» **Records for processing**:
________________________________________
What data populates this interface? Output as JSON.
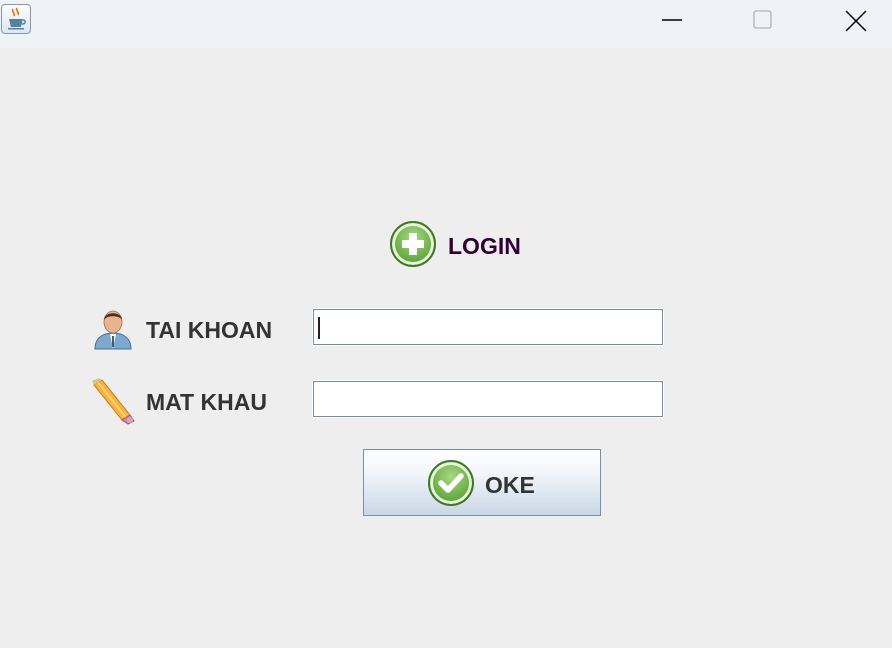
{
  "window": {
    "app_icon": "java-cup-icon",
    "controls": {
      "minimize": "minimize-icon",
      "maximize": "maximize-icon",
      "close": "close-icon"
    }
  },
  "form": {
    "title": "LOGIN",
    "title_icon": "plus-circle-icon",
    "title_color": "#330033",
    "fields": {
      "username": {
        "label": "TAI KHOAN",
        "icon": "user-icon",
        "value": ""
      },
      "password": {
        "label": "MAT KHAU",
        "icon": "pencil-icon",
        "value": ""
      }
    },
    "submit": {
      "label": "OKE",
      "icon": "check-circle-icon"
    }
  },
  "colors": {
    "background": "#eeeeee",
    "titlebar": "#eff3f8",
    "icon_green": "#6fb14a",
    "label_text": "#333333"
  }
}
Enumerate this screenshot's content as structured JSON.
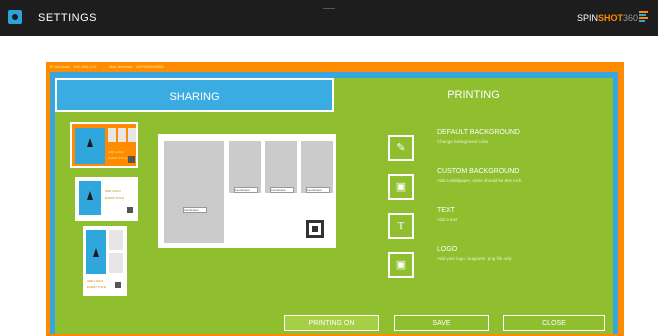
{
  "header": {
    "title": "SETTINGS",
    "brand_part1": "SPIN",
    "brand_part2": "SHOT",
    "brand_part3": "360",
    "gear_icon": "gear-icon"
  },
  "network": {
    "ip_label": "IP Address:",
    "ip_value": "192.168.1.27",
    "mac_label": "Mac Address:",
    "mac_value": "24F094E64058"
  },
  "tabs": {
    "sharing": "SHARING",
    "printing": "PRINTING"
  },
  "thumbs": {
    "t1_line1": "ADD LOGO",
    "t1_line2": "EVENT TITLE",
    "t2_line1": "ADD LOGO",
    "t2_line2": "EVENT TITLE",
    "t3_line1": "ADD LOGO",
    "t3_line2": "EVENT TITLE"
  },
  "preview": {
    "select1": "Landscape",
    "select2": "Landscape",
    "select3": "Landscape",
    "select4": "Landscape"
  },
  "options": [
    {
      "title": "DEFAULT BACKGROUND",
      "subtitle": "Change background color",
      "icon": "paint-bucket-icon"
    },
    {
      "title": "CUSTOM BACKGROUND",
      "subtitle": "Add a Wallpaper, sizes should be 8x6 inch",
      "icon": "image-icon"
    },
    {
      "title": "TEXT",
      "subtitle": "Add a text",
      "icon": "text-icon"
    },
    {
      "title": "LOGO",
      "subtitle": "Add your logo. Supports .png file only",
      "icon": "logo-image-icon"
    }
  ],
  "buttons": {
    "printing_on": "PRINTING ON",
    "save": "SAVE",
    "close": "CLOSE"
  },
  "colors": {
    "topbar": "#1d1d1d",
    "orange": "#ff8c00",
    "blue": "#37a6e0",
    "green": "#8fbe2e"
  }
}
________________________________________
Your copy should match the records word for word, with the pictures removed.

» **Solution below**:
What data populates this interface? Output as JSON.
{
  "window": {
    "app_icon": "java-cup-icon",
    "controls": {
      "minimize": "minimize-icon",
      "maximize": "maximize-icon",
      "close": "close-icon"
    }
  },
  "form": {
    "title": "LOGIN",
    "title_icon": "plus-circle-icon",
    "title_color": "#330033",
    "fields": {
      "username": {
        "label": "TAI KHOAN",
        "icon": "user-icon",
        "value": ""
      },
      "password": {
        "label": "MAT KHAU",
        "icon": "pencil-icon",
        "value": ""
      }
    },
    "submit": {
      "label": "OKE",
      "icon": "check-circle-icon"
    }
  },
  "colors": {
    "background": "#eeeeee",
    "titlebar": "#eff3f8",
    "icon_green": "#6fb14a",
    "label_text": "#333333"
  }
}
Enumerate this screenshot's content as structured JSON.
{
  "header": {
    "title": "SETTINGS",
    "brand_part1": "SPIN",
    "brand_part2": "SHOT",
    "brand_part3": "360",
    "gear_icon": "gear-icon"
  },
  "network": {
    "ip_label": "IP Address:",
    "ip_value": "192.168.1.27",
    "mac_label": "Mac Address:",
    "mac_value": "24F094E64058"
  },
  "tabs": {
    "sharing": "SHARING",
    "printing": "PRINTING"
  },
  "thumbs": {
    "t1_line1": "ADD LOGO",
    "t1_line2": "EVENT TITLE",
    "t2_line1": "ADD LOGO",
    "t2_line2": "EVENT TITLE",
    "t3_line1": "ADD LOGO",
    "t3_line2": "EVENT TITLE"
  },
  "preview": {
    "select1": "Landscape",
    "select2": "Landscape",
    "select3": "Landscape",
    "select4": "Landscape"
  },
  "options": [
    {
      "title": "DEFAULT BACKGROUND",
      "subtitle": "Change background color",
      "icon": "paint-bucket-icon"
    },
    {
      "title": "CUSTOM BACKGROUND",
      "subtitle": "Add a Wallpaper, sizes should be 8x6 inch",
      "icon": "image-icon"
    },
    {
      "title": "TEXT",
      "subtitle": "Add a text",
      "icon": "text-icon"
    },
    {
      "title": "LOGO",
      "subtitle": "Add your logo. Supports .png file only",
      "icon": "logo-image-icon"
    }
  ],
  "buttons": {
    "printing_on": "PRINTING ON",
    "save": "SAVE",
    "close": "CLOSE"
  },
  "colors": {
    "topbar": "#1d1d1d",
    "orange": "#ff8c00",
    "blue": "#37a6e0",
    "green": "#8fbe2e"
  }
}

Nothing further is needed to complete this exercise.